Written problem:
Repeat everything in the material exactly.

Stored entries:

━━━━━━

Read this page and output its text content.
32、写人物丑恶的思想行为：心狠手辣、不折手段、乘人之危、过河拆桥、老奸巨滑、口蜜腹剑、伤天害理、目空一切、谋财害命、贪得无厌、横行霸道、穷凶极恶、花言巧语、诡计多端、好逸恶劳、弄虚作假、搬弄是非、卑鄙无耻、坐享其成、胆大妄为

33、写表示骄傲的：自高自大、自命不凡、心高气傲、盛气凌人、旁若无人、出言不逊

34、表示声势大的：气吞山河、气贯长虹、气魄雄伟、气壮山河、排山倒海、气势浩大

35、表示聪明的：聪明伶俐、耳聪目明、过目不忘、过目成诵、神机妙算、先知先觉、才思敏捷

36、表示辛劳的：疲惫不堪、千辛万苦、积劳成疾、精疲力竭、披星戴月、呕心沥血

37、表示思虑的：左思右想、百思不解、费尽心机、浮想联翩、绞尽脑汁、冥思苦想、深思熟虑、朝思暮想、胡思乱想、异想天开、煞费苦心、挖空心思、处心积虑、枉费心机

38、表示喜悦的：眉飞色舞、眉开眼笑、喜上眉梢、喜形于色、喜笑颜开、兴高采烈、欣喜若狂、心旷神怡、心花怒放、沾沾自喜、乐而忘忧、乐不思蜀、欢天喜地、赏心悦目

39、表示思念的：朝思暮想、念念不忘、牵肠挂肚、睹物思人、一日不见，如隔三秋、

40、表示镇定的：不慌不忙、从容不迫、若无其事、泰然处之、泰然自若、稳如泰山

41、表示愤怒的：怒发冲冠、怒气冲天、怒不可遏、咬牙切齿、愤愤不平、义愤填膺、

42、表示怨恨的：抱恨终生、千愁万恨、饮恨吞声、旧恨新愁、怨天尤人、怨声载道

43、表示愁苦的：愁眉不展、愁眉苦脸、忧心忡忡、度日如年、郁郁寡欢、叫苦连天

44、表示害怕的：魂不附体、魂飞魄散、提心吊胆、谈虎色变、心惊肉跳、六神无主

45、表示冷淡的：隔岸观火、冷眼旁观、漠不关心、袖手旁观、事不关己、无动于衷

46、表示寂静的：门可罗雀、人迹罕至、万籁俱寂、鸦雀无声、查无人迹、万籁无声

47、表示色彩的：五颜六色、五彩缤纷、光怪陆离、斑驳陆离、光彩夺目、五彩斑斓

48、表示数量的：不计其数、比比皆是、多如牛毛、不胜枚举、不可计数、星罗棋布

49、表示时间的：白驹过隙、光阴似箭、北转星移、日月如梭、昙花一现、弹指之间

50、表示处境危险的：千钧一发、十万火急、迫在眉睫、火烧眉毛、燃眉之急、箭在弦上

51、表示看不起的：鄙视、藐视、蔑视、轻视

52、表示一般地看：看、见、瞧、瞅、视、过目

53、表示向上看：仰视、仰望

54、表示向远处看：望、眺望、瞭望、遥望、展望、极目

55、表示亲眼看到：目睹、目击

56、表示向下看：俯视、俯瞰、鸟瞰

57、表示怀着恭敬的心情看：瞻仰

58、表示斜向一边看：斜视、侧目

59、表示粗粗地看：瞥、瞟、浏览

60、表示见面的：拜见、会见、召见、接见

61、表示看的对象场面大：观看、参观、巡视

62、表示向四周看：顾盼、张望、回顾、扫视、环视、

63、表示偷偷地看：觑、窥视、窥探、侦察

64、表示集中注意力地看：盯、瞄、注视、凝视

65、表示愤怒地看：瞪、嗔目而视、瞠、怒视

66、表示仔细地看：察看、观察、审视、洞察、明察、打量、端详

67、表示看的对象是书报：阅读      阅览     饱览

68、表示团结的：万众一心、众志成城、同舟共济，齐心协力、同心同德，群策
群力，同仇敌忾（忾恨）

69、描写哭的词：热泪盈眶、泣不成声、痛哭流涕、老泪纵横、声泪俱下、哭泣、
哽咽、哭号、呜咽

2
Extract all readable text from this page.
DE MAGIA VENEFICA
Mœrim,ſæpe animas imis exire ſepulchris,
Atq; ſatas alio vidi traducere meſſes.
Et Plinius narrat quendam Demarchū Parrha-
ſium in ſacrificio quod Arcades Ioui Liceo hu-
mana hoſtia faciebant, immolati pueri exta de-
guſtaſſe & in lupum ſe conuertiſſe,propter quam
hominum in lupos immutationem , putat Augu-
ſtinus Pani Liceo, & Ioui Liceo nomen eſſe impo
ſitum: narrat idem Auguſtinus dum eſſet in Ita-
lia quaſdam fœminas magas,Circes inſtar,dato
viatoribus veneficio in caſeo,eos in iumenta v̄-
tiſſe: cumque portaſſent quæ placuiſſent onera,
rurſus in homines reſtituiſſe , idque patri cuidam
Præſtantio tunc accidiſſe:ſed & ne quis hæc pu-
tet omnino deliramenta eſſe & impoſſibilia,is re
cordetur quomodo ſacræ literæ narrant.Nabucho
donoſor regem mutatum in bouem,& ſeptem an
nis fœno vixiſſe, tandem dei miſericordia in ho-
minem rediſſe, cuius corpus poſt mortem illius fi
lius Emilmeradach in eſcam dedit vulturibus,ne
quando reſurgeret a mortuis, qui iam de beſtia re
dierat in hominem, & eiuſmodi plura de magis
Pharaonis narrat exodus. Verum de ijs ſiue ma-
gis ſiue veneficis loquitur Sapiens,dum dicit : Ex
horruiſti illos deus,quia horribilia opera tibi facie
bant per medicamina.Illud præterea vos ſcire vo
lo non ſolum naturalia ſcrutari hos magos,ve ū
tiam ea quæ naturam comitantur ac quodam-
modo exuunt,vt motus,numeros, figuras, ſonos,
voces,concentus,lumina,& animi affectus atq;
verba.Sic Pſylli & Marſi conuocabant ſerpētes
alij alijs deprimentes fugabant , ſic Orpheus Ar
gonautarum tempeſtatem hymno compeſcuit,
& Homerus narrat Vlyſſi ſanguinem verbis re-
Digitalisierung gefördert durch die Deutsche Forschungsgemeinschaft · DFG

━━━━━━

Reply to the task:
Read this page and output its text content.
32、写人物丑恶的思想行为：心狠手辣、不折手段、乘人之危、过河拆桥、老奸巨滑、口蜜腹剑、伤天害理、目空一切、谋财害命、贪得无厌、横行霸道、穷凶极恶、花言巧语、诡计多端、好逸恶劳、弄虚作假、搬弄是非、卑鄙无耻、坐享其成、胆大妄为

33、写表示骄傲的：自高自大、自命不凡、心高气傲、盛气凌人、旁若无人、出言不逊

34、表示声势大的：气吞山河、气贯长虹、气魄雄伟、气壮山河、排山倒海、气势浩大

35、表示聪明的：聪明伶俐、耳聪目明、过目不忘、过目成诵、神机妙算、先知先觉、才思敏捷

36、表示辛劳的：疲惫不堪、千辛万苦、积劳成疾、精疲力竭、披星戴月、呕心沥血

37、表示思虑的：左思右想、百思不解、费尽心机、浮想联翩、绞尽脑汁、冥思苦想、深思熟虑、朝思暮想、胡思乱想、异想天开、煞费苦心、挖空心思、处心积虑、枉费心机

38、表示喜悦的：眉飞色舞、眉开眼笑、喜上眉梢、喜形于色、喜笑颜开、兴高采烈、欣喜若狂、心旷神怡、心花怒放、沾沾自喜、乐而忘忧、乐不思蜀、欢天喜地、赏心悦目

39、表示思念的：朝思暮想、念念不忘、牵肠挂肚、睹物思人、一日不见，如隔三秋、

40、表示镇定的：不慌不忙、从容不迫、若无其事、泰然处之、泰然自若、稳如泰山

41、表示愤怒的：怒发冲冠、怒气冲天、怒不可遏、咬牙切齿、愤愤不平、义愤填膺、

42、表示怨恨的：抱恨终生、千愁万恨、饮恨吞声、旧恨新愁、怨天尤人、怨声载道

43、表示愁苦的：愁眉不展、愁眉苦脸、忧心忡忡、度日如年、郁郁寡欢、叫苦连天

44、表示害怕的：魂不附体、魂飞魄散、提心吊胆、谈虎色变、心惊肉跳、六神无主

45、表示冷淡的：隔岸观火、冷眼旁观、漠不关心、袖手旁观、事不关己、无动于衷

46、表示寂静的：门可罗雀、人迹罕至、万籁俱寂、鸦雀无声、查无人迹、万籁无声

47、表示色彩的：五颜六色、五彩缤纷、光怪陆离、斑驳陆离、光彩夺目、五彩斑斓

48、表示数量的：不计其数、比比皆是、多如牛毛、不胜枚举、不可计数、星罗棋布

49、表示时间的：白驹过隙、光阴似箭、北转星移、日月如梭、昙花一现、弹指之间

50、表示处境危险的：千钧一发、十万火急、迫在眉睫、火烧眉毛、燃眉之急、箭在弦上

51、表示看不起的：鄙视、藐视、蔑视、轻视

52、表示一般地看：看、见、瞧、瞅、视、过目

53、表示向上看：仰视、仰望

54、表示向远处看：望、眺望、瞭望、遥望、展望、极目

55、表示亲眼看到：目睹、目击

56、表示向下看：俯视、俯瞰、鸟瞰

57、表示怀着恭敬的心情看：瞻仰

58、表示斜向一边看：斜视、侧目

59、表示粗粗地看：瞥、瞟、浏览

60、表示见面的：拜见、会见、召见、接见

61、表示看的对象场面大：观看、参观、巡视

62、表示向四周看：顾盼、张望、回顾、扫视、环视、

63、表示偷偷地看：觑、窥视、窥探、侦察

64、表示集中注意力地看：盯、瞄、注视、凝视

65、表示愤怒地看：瞪、嗔目而视、瞠、怒视

66、表示仔细地看：察看、观察、审视、洞察、明察、打量、端详

67、表示看的对象是书报：阅读      阅览     饱览

68、表示团结的：万众一心、众志成城、同舟共济，齐心协力、同心同德，群策
群力，同仇敌忾（忾恨）

69、描写哭的词：热泪盈眶、泣不成声、痛哭流涕、老泪纵横、声泪俱下、哭泣、
哽咽、哭号、呜咽

2
Extract all readable text from this page.
DE MAGIA VENEFICA
Mœrim,ſæpe animas imis exire ſepulchris,
Atq; ſatas alio vidi traducere meſſes.
Et Plinius narrat quendam Demarchū Parrha-
ſium in ſacrificio quod Arcades Ioui Liceo hu-
mana hoſtia faciebant, immolati pueri exta de-
guſtaſſe & in lupum ſe conuertiſſe,propter quam
hominum in lupos immutationem , putat Augu-
ſtinus Pani Liceo, & Ioui Liceo nomen eſſe impo
ſitum: narrat idem Auguſtinus dum eſſet in Ita-
lia quaſdam fœminas magas,Circes inſtar,dato
viatoribus veneficio in caſeo,eos in iumenta v̄-
tiſſe: cumque portaſſent quæ placuiſſent onera,
rurſus in homines reſtituiſſe , idque patri cuidam
Præſtantio tunc accidiſſe:ſed & ne quis hæc pu-
tet omnino deliramenta eſſe & impoſſibilia,is re
cordetur quomodo ſacræ literæ narrant.Nabucho
donoſor regem mutatum in bouem,& ſeptem an
nis fœno vixiſſe, tandem dei miſericordia in ho-
minem rediſſe, cuius corpus poſt mortem illius fi
lius Emilmeradach in eſcam dedit vulturibus,ne
quando reſurgeret a mortuis, qui iam de beſtia re
dierat in hominem, & eiuſmodi plura de magis
Pharaonis narrat exodus. Verum de ijs ſiue ma-
gis ſiue veneficis loquitur Sapiens,dum dicit : Ex
horruiſti illos deus,quia horribilia opera tibi facie
bant per medicamina.Illud præterea vos ſcire vo
lo non ſolum naturalia ſcrutari hos magos,ve ū
tiam ea quæ naturam comitantur ac quodam-
modo exuunt,vt motus,numeros, figuras, ſonos,
voces,concentus,lumina,& animi affectus atq;
verba.Sic Pſylli & Marſi conuocabant ſerpētes
alij alijs deprimentes fugabant , ſic Orpheus Ar
gonautarum tempeſtatem hymno compeſcuit,
& Homerus narrat Vlyſſi ſanguinem verbis re-
Digitalisierung gefördert durch die Deutsche Forschungsgemeinschaft · DFG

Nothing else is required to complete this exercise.